_Description of the task_
Each entry below should be written out exactly as it is, with no pictures.

(Stored entries)
----------
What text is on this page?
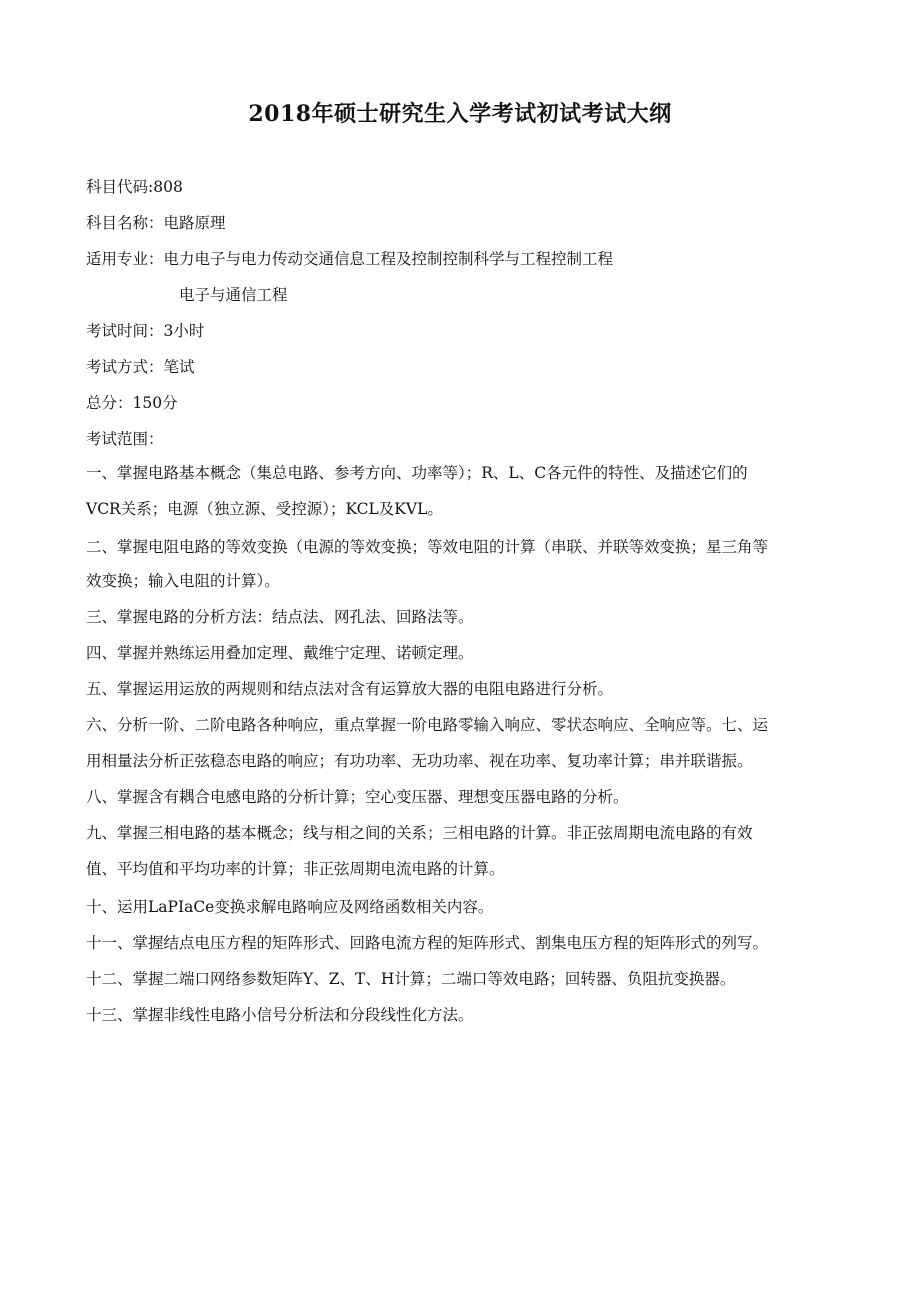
2018年硕士研究生入学考试初试考试大纲
科目代码:808
科目名称：电路原理
适用专业：电力电子与电力传动交通信息工程及控制控制科学与工程控制工程
电子与通信工程
考试时间：3小时
考试方式：笔试
总分：150分
考试范围：
一、掌握电路基本概念（集总电路、参考方向、功率等）；R、L、C各元件的特性、及描述它们的
VCR关系；电源（独立源、受控源）；KCL及KVL。
二、掌握电阻电路的等效变换（电源的等效变换；等效电阻的计算（串联、并联等效变换；星三角等
效变换；输入电阻的计算）。
三、掌握电路的分析方法：结点法、网孔法、回路法等。
四、掌握并熟练运用叠加定理、戴维宁定理、诺顿定理。
五、掌握运用运放的两规则和结点法对含有运算放大器的电阻电路进行分析。
六、分析一阶、二阶电路各种响应，重点掌握一阶电路零输入响应、零状态响应、全响应等。七、运
用相量法分析正弦稳态电路的响应；有功功率、无功功率、视在功率、复功率计算；串并联谐振。
八、掌握含有耦合电感电路的分析计算；空心变压器、理想变压器电路的分析。
九、掌握三相电路的基本概念；线与相之间的关系；三相电路的计算。非正弦周期电流电路的有效
值、平均值和平均功率的计算；非正弦周期电流电路的计算。
十、运用LaPIaCe变换求解电路响应及网络函数相关内容。
十一、掌握结点电压方程的矩阵形式、回路电流方程的矩阵形式、割集电压方程的矩阵形式的列写。
十二、掌握二端口网络参数矩阵Y、Z、T、H计算；二端口等效电路；回转器、负阻抗变换器。
十三、掌握非线性电路小信号分析法和分段线性化方法。
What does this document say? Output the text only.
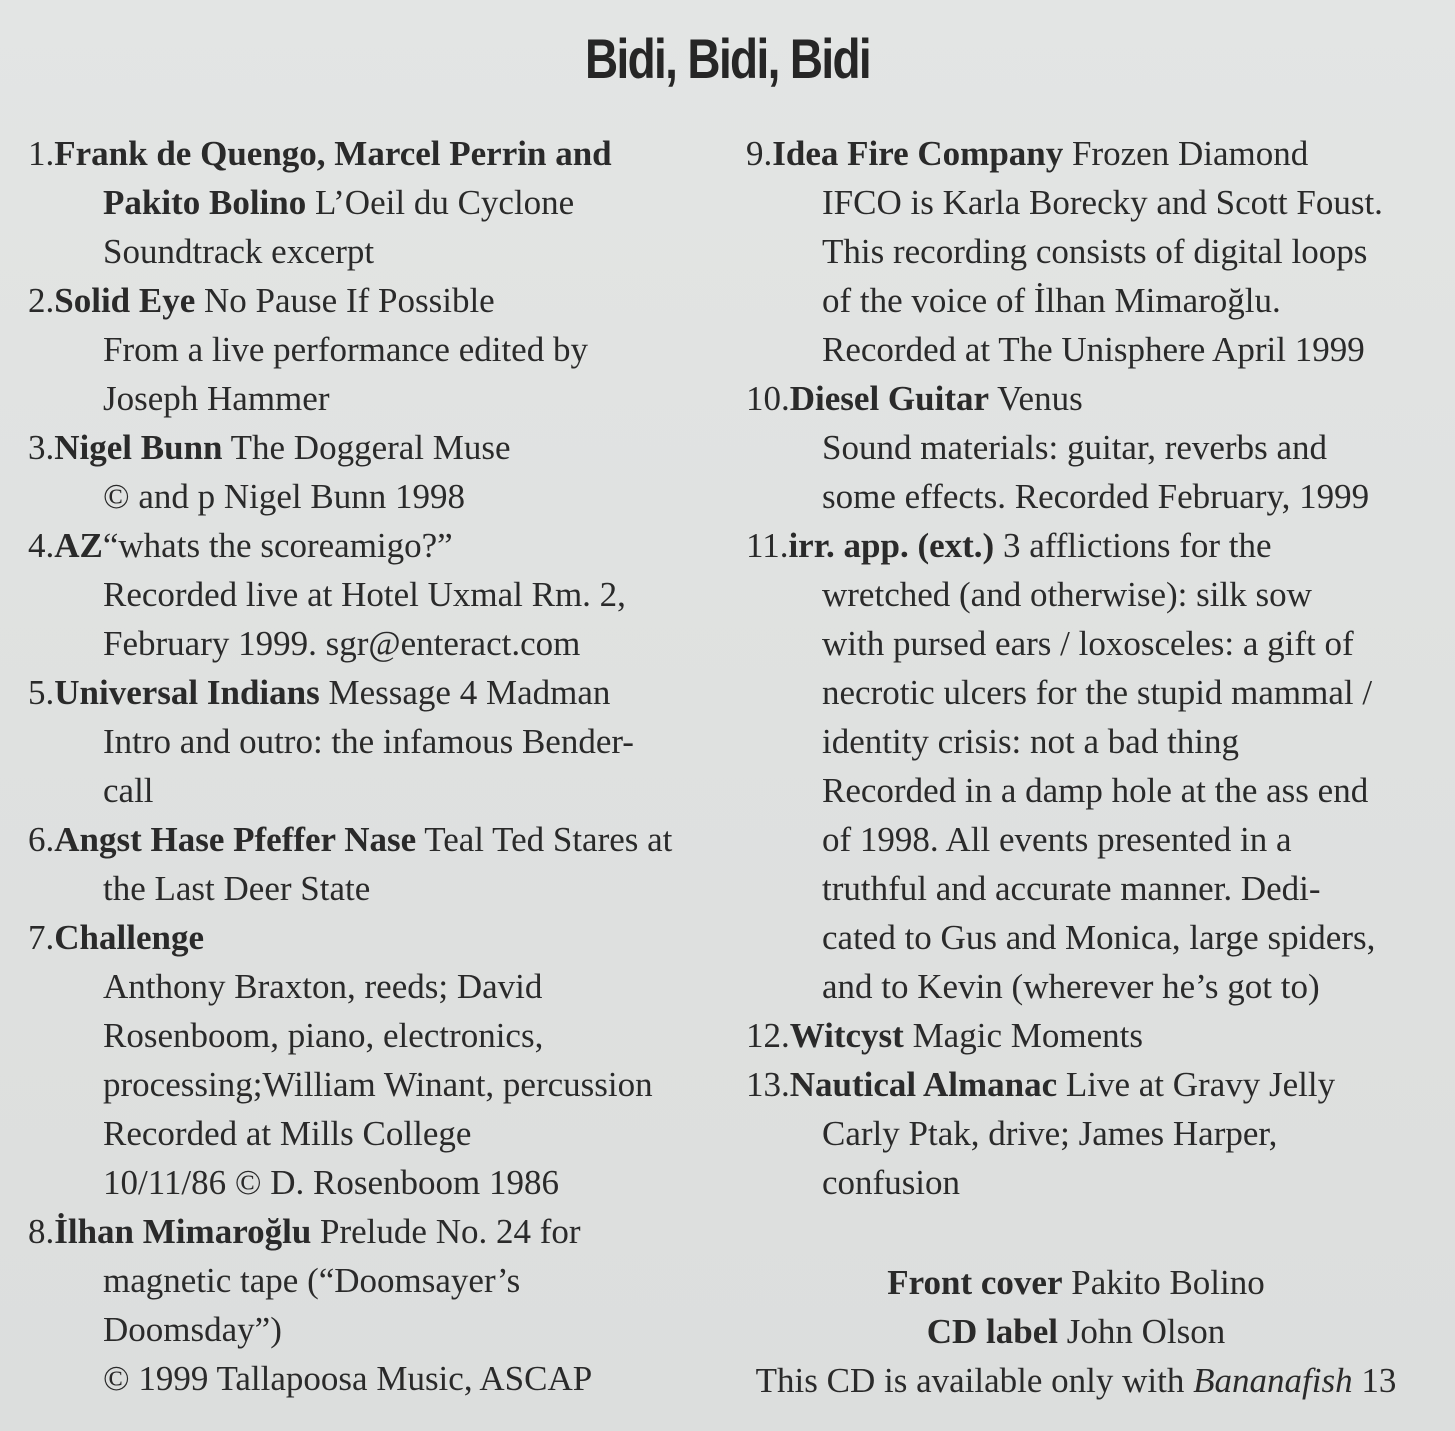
Bidi, Bidi, Bidi
1.Frank de Quengo, Marcel Perrin and
Pakito Bolino L’Oeil du Cyclone
Soundtrack excerpt
2.Solid Eye No Pause If Possible
From a live performance edited by
Joseph Hammer
3.Nigel Bunn The Doggeral Muse
© and p Nigel Bunn 1998
4.AZ“whats the scoreamigo?”
Recorded live at Hotel Uxmal Rm. 2,
February 1999. sgr@enteract.com
5.Universal Indians Message 4 Madman
Intro and outro: the infamous Bender-
call
6.Angst Hase Pfeffer Nase Teal Ted Stares at
the Last Deer State
7.Challenge
Anthony Braxton, reeds; David
Rosenboom, piano, electronics,
processing;William Winant, percussion
Recorded at Mills College
10/11/86 © D. Rosenboom 1986
8.İlhan Mimaroğlu Prelude No. 24 for
magnetic tape (“Doomsayer’s
Doomsday”)
© 1999 Tallapoosa Music, ASCAP
9.Idea Fire Company Frozen Diamond
IFCO is Karla Borecky and Scott Foust.
This recording consists of digital loops
of the voice of İlhan Mimaroğlu.
Recorded at The Unisphere April 1999
10.Diesel Guitar Venus
Sound materials: guitar, reverbs and
some effects. Recorded February, 1999
11.irr. app. (ext.) 3 afflictions for the
wretched (and otherwise): silk sow
with pursed ears / loxosceles: a gift of
necrotic ulcers for the stupid mammal /
identity crisis: not a bad thing
Recorded in a damp hole at the ass end
of 1998. All events presented in a
truthful and accurate manner. Dedi-
cated to Gus and Monica, large spiders,
and to Kevin (wherever he’s got to)
12.Witcyst Magic Moments
13.Nautical Almanac Live at Gravy Jelly
Carly Ptak, drive; James Harper,
confusion
Front cover Pakito Bolino
CD label John Olson
This CD is available only with Bananafish 13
----------
_Result of the task_
What text is on this page?
2018年硕士研究生入学考试初试考试大纲
科目代码:808
科目名称：电路原理
适用专业：电力电子与电力传动交通信息工程及控制控制科学与工程控制工程
电子与通信工程
考试时间：3小时
考试方式：笔试
总分：150分
考试范围：
一、掌握电路基本概念（集总电路、参考方向、功率等）；R、L、C各元件的特性、及描述它们的
VCR关系；电源（独立源、受控源）；KCL及KVL。
二、掌握电阻电路的等效变换（电源的等效变换；等效电阻的计算（串联、并联等效变换；星三角等
效变换；输入电阻的计算）。
三、掌握电路的分析方法：结点法、网孔法、回路法等。
四、掌握并熟练运用叠加定理、戴维宁定理、诺顿定理。
五、掌握运用运放的两规则和结点法对含有运算放大器的电阻电路进行分析。
六、分析一阶、二阶电路各种响应，重点掌握一阶电路零输入响应、零状态响应、全响应等。七、运
用相量法分析正弦稳态电路的响应；有功功率、无功功率、视在功率、复功率计算；串并联谐振。
八、掌握含有耦合电感电路的分析计算；空心变压器、理想变压器电路的分析。
九、掌握三相电路的基本概念；线与相之间的关系；三相电路的计算。非正弦周期电流电路的有效
值、平均值和平均功率的计算；非正弦周期电流电路的计算。
十、运用LaPIaCe变换求解电路响应及网络函数相关内容。
十一、掌握结点电压方程的矩阵形式、回路电流方程的矩阵形式、割集电压方程的矩阵形式的列写。
十二、掌握二端口网络参数矩阵Y、Z、T、H计算；二端口等效电路；回转器、负阻抗变换器。
十三、掌握非线性电路小信号分析法和分段线性化方法。
What does this document say? Output the text only.
Bidi, Bidi, Bidi
1.Frank de Quengo, Marcel Perrin and
Pakito Bolino L’Oeil du Cyclone
Soundtrack excerpt
2.Solid Eye No Pause If Possible
From a live performance edited by
Joseph Hammer
3.Nigel Bunn The Doggeral Muse
© and p Nigel Bunn 1998
4.AZ“whats the scoreamigo?”
Recorded live at Hotel Uxmal Rm. 2,
February 1999. sgr@enteract.com
5.Universal Indians Message 4 Madman
Intro and outro: the infamous Bender-
call
6.Angst Hase Pfeffer Nase Teal Ted Stares at
the Last Deer State
7.Challenge
Anthony Braxton, reeds; David
Rosenboom, piano, electronics,
processing;William Winant, percussion
Recorded at Mills College
10/11/86 © D. Rosenboom 1986
8.İlhan Mimaroğlu Prelude No. 24 for
magnetic tape (“Doomsayer’s
Doomsday”)
© 1999 Tallapoosa Music, ASCAP
9.Idea Fire Company Frozen Diamond
IFCO is Karla Borecky and Scott Foust.
This recording consists of digital loops
of the voice of İlhan Mimaroğlu.
Recorded at The Unisphere April 1999
10.Diesel Guitar Venus
Sound materials: guitar, reverbs and
some effects. Recorded February, 1999
11.irr. app. (ext.) 3 afflictions for the
wretched (and otherwise): silk sow
with pursed ears / loxosceles: a gift of
necrotic ulcers for the stupid mammal /
identity crisis: not a bad thing
Recorded in a damp hole at the ass end
of 1998. All events presented in a
truthful and accurate manner. Dedi-
cated to Gus and Monica, large spiders,
and to Kevin (wherever he’s got to)
12.Witcyst Magic Moments
13.Nautical Almanac Live at Gravy Jelly
Carly Ptak, drive; James Harper,
confusion
Front cover Pakito Bolino
CD label John Olson
This CD is available only with Bananafish 13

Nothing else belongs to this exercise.